> _What is expected_: Gather each line of the records where "Company" appears.

> _Data entries_:
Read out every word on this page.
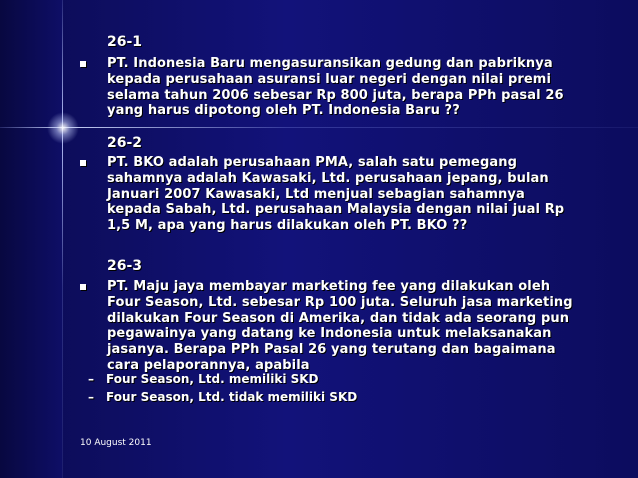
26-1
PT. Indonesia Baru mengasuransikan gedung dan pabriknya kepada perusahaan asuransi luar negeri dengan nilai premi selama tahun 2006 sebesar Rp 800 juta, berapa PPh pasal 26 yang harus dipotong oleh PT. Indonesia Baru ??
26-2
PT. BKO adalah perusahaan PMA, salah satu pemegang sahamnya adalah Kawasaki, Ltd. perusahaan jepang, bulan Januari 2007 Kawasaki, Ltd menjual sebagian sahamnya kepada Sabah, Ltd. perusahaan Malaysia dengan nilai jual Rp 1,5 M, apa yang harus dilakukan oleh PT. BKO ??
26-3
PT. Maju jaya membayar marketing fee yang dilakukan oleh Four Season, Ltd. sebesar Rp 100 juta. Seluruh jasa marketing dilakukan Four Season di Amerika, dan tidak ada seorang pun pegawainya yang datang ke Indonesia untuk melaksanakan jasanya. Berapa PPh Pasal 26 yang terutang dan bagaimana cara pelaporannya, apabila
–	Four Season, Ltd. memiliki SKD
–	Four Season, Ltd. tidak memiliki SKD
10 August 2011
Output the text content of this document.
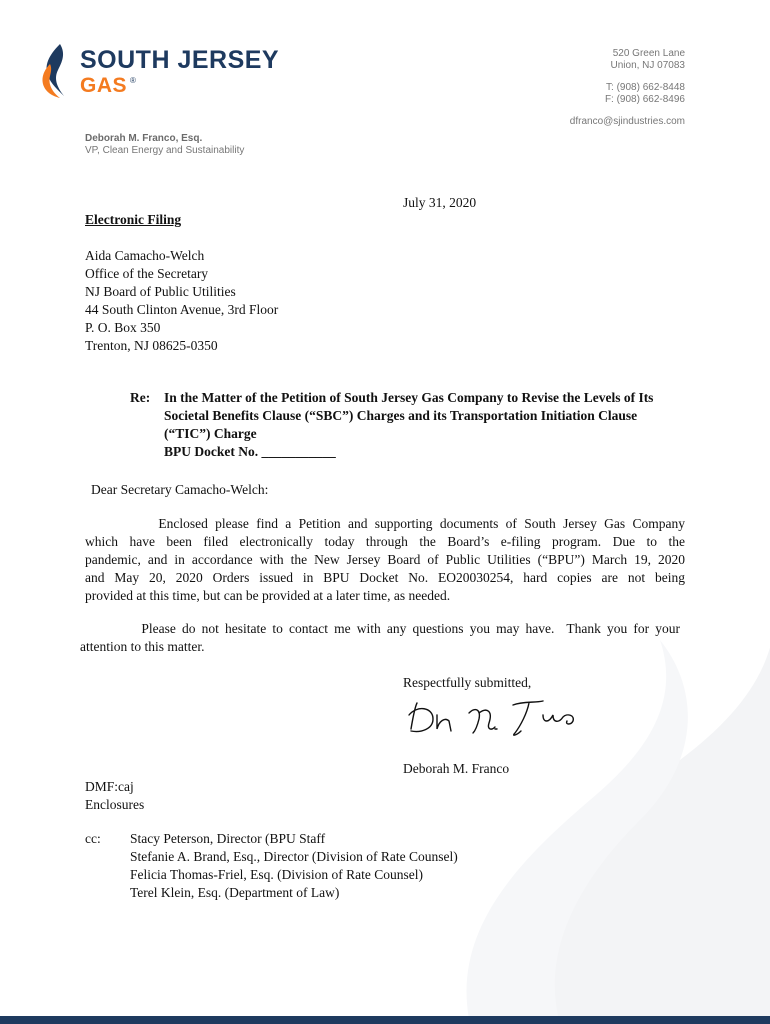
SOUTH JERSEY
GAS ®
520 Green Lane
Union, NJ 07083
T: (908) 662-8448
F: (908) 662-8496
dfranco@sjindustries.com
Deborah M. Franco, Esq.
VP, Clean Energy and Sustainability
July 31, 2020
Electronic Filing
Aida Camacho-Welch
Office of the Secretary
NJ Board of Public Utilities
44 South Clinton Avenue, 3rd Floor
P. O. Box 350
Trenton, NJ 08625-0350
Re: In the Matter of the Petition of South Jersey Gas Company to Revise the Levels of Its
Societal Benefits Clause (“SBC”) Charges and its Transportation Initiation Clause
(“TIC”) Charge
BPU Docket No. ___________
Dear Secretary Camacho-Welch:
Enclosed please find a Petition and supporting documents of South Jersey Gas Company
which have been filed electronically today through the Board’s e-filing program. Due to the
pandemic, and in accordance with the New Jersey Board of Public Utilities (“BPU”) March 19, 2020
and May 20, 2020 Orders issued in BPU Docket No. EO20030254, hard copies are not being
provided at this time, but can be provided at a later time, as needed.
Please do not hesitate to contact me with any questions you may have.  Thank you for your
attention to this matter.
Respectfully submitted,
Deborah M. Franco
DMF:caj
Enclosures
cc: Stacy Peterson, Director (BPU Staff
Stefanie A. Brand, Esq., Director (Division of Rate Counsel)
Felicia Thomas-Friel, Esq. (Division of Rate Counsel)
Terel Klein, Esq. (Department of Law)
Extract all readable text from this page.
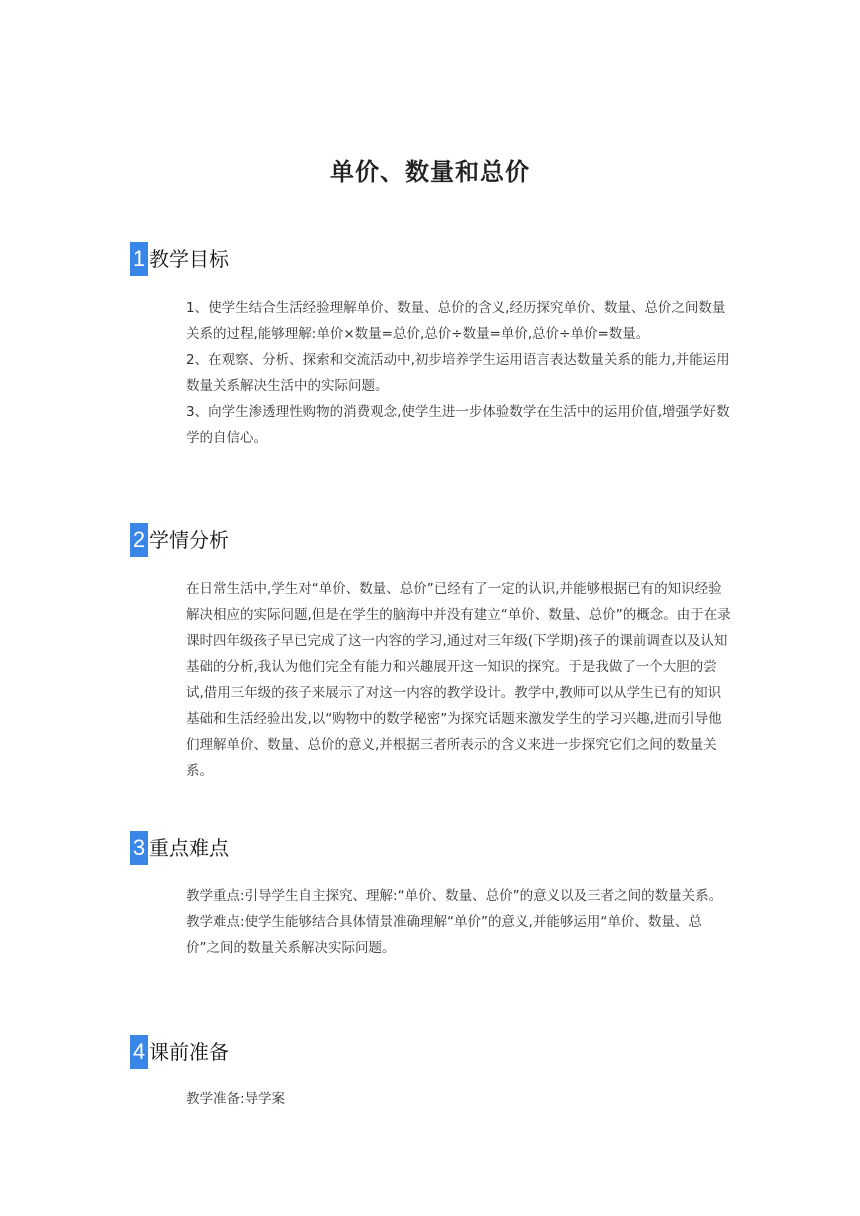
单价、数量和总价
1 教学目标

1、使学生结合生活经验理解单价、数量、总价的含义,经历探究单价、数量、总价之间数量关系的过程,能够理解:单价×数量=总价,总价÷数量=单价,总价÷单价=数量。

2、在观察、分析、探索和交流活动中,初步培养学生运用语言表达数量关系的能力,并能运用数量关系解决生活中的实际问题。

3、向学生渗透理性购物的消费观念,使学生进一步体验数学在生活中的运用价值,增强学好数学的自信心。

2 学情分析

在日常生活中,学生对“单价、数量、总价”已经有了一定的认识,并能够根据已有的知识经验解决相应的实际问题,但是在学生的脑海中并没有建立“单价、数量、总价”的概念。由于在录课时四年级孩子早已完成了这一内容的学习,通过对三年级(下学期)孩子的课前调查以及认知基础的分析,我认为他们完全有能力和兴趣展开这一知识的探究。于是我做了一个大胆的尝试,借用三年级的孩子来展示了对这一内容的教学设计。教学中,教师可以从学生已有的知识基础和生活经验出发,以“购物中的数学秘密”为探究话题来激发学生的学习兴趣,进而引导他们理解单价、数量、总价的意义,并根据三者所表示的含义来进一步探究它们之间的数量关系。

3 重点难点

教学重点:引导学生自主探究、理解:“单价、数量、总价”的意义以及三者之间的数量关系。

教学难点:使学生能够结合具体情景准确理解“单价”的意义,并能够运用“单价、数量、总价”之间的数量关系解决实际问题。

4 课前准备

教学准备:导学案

--

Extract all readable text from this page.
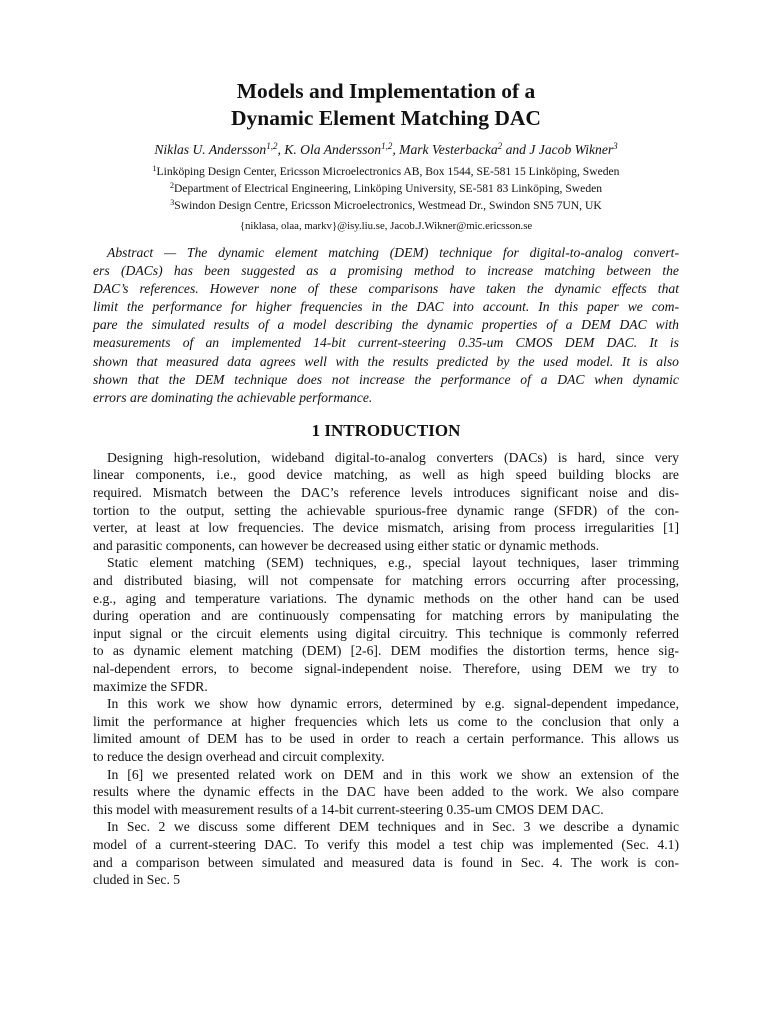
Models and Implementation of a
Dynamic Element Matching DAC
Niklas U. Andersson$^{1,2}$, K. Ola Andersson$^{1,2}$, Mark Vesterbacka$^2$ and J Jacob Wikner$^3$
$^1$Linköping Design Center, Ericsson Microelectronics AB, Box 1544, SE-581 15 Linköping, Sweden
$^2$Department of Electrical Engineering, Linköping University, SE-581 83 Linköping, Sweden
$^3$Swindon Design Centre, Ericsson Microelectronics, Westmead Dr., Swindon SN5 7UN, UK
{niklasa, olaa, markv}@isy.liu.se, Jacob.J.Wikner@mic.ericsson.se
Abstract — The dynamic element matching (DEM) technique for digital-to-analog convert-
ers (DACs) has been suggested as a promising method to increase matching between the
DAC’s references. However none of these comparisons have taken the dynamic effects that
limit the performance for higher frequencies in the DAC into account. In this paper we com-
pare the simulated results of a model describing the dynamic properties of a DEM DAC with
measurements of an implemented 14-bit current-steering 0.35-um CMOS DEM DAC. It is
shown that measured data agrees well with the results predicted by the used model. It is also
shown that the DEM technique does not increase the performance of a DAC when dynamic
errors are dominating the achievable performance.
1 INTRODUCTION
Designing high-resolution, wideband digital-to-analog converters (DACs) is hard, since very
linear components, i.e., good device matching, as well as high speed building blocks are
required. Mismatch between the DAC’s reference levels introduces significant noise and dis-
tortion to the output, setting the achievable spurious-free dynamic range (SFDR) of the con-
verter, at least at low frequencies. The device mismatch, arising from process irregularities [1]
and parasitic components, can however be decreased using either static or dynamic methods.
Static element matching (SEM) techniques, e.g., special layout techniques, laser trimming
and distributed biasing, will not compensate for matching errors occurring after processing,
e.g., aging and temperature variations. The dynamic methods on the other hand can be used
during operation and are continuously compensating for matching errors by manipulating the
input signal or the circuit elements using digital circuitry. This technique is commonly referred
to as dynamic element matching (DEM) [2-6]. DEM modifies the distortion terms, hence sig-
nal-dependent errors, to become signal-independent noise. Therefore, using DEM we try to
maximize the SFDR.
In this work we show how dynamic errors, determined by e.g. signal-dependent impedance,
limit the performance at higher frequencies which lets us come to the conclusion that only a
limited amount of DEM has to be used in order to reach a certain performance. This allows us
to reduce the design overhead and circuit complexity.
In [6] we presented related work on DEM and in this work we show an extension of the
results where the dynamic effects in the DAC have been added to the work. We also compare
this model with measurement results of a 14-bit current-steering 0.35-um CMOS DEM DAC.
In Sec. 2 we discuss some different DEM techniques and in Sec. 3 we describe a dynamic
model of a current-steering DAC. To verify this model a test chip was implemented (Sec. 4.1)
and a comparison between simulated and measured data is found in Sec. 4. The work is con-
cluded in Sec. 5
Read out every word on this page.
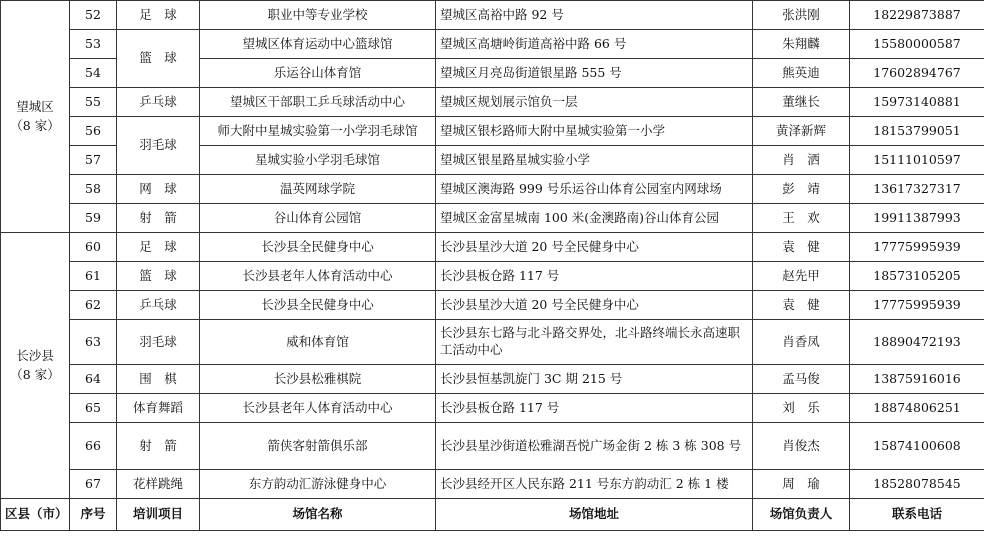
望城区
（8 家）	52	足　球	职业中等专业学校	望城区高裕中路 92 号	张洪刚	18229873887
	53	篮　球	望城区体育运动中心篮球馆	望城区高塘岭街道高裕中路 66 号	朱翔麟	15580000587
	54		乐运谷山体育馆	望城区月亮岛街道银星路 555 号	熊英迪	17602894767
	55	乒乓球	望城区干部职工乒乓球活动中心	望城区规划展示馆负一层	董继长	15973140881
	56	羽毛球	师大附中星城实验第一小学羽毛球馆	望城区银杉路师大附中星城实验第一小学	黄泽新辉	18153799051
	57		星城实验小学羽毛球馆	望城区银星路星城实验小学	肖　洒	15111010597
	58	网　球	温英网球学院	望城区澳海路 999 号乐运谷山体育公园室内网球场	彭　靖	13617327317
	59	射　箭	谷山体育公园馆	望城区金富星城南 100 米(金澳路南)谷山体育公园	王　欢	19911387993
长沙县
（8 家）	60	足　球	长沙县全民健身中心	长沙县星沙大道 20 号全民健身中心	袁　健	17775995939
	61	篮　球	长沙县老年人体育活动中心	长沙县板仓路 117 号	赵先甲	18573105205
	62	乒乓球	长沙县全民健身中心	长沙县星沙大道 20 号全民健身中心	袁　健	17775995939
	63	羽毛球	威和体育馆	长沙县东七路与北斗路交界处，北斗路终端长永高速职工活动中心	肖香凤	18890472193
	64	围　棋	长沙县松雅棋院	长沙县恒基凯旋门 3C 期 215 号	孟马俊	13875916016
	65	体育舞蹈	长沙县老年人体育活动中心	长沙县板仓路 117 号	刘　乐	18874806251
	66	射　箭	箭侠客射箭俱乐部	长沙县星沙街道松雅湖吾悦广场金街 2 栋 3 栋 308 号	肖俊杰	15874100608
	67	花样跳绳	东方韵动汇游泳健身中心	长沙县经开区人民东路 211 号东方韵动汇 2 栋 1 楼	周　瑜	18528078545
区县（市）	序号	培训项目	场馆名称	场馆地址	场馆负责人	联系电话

* * *

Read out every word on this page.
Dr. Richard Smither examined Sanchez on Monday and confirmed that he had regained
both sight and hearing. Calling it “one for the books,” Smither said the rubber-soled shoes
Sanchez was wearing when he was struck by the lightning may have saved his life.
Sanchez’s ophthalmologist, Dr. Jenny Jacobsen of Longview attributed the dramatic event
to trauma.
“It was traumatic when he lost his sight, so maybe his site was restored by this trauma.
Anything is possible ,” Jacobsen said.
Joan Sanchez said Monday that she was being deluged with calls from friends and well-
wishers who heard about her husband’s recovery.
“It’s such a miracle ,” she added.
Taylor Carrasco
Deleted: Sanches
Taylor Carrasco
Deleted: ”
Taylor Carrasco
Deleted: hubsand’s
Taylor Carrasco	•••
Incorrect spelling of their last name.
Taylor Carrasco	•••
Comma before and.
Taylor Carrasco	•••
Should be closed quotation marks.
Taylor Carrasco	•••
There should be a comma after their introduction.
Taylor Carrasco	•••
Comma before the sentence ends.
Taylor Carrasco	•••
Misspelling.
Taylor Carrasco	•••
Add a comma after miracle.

> _Result for this exercise_:
Re: In the Matter of the Petition of South Jersey Gas Company to Revise the Levels of Its
Enclosed please find a Petition and supporting documents of South Jersey Gas Company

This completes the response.